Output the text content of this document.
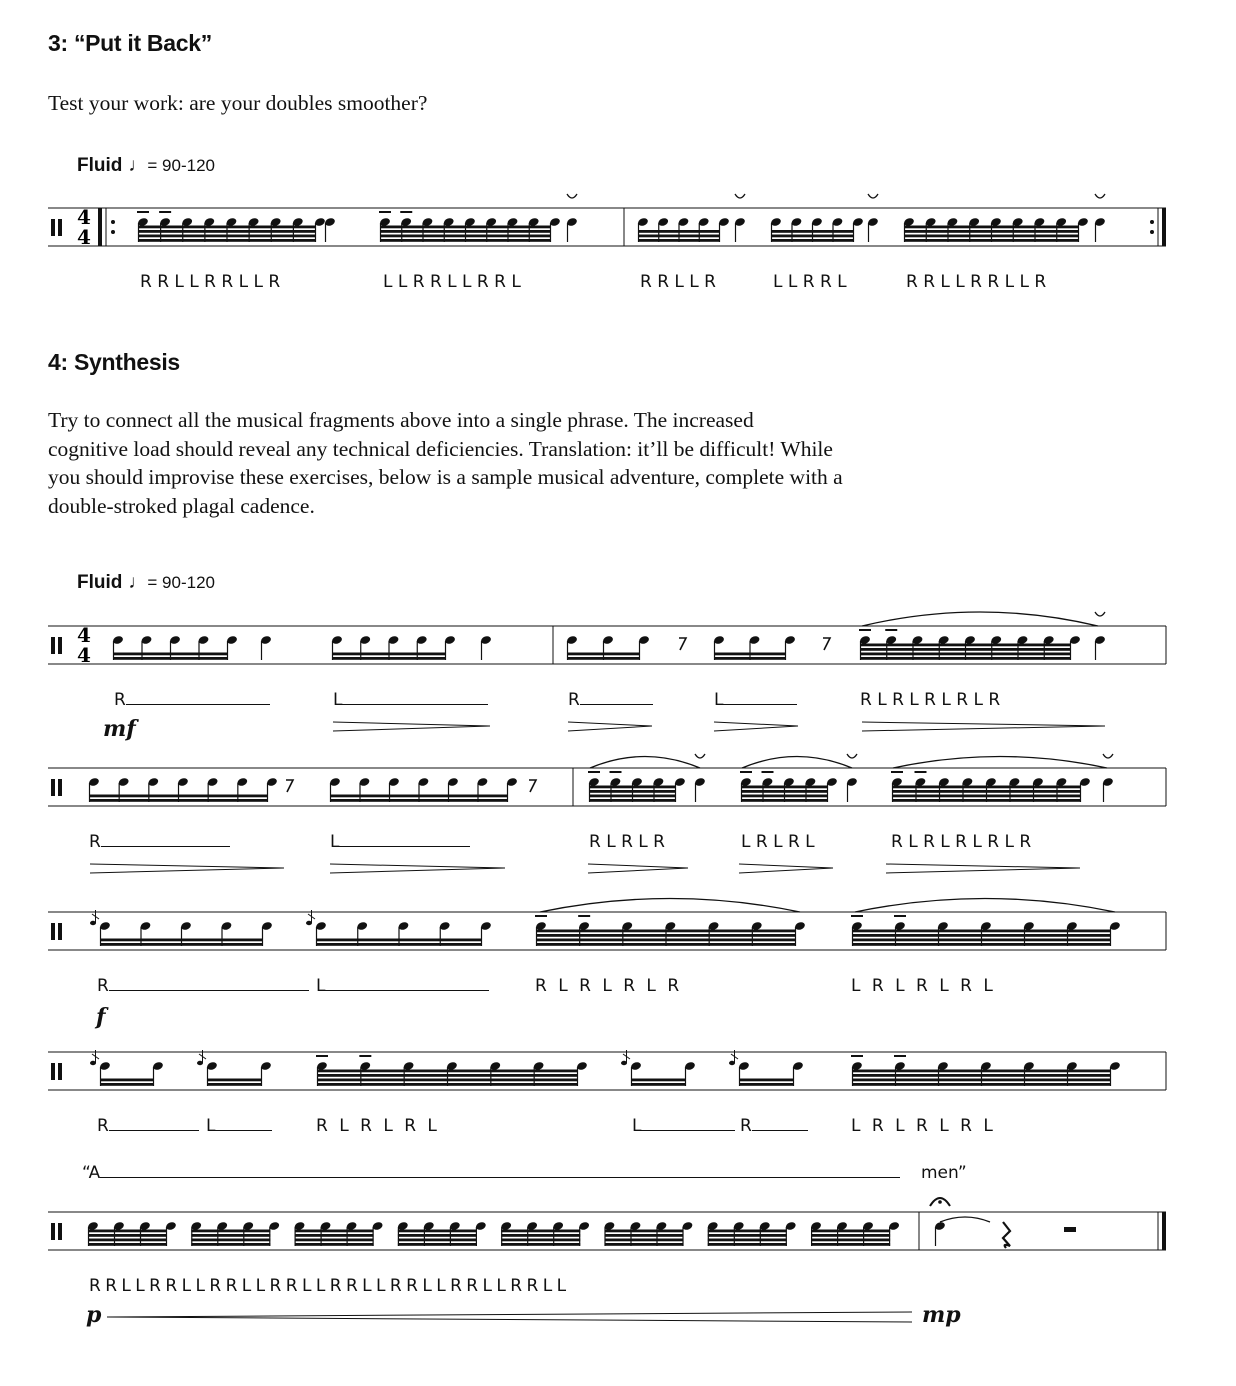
3: “Put it Back”

Test your work: are your doubles smoother?

Fluid ♩= 90-120
4
4
R R L L R R L L R	L L R R L L R R L	R R L L R	L L R R L	R R L L R R L L R
4: Synthesis

Try to connect all the musical fragments above into a single phrase. The increased
cognitive load should reveal any technical deficiencies. Translation: it’ll be difficult! While
you should improvise these exercises, below is a sample musical adventure, complete with a
double-stroked plagal cadence.

Fluid ♩= 90-120
4
4
R	L	R	L	R L R L R L R L R
mf
R	L	R L R L R	L R L R L	R L R L R L R L R
R	L	R   L   R   L   R   L   R	L   R   L   R   L   R   L
f
R	L	R   L   R   L   R   L	L	R	L   R   L   R   L   R   L
“A	men”
R R L L R R L L R R L L R R L L R R L L R R L L R R L L R R L L
p	mp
++++++
*EXERCISE*.
Repeat the lines above exactly, and keep every picture out.

*RESULT OF THIS EXERCISE*.
Output the text content of this document.
3: “Put it Back”

Test your work: are your doubles smoother?

Fluid ♩= 90-120
4
4
R R L L R R L L R	L L R R L L R R L	R R L L R	L L R R L	R R L L R R L L R
4: Synthesis

Try to connect all the musical fragments above into a single phrase. The increased
cognitive load should reveal any technical deficiencies. Translation: it’ll be difficult! While
you should improvise these exercises, below is a sample musical adventure, complete with a
double-stroked plagal cadence.

Fluid ♩= 90-120
4
4
R	L	R	L	R L R L R L R L R
mf
R	L	R L R L R	L R L R L	R L R L R L R L R
R	L	R   L   R   L   R   L   R	L   R   L   R   L   R   L
f
R	L	R   L   R   L   R   L	L	R	L   R   L   R   L   R   L
“A	men”
R R L L R R L L R R L L R R L L R R L L R R L L R R L L R R L L
p	mp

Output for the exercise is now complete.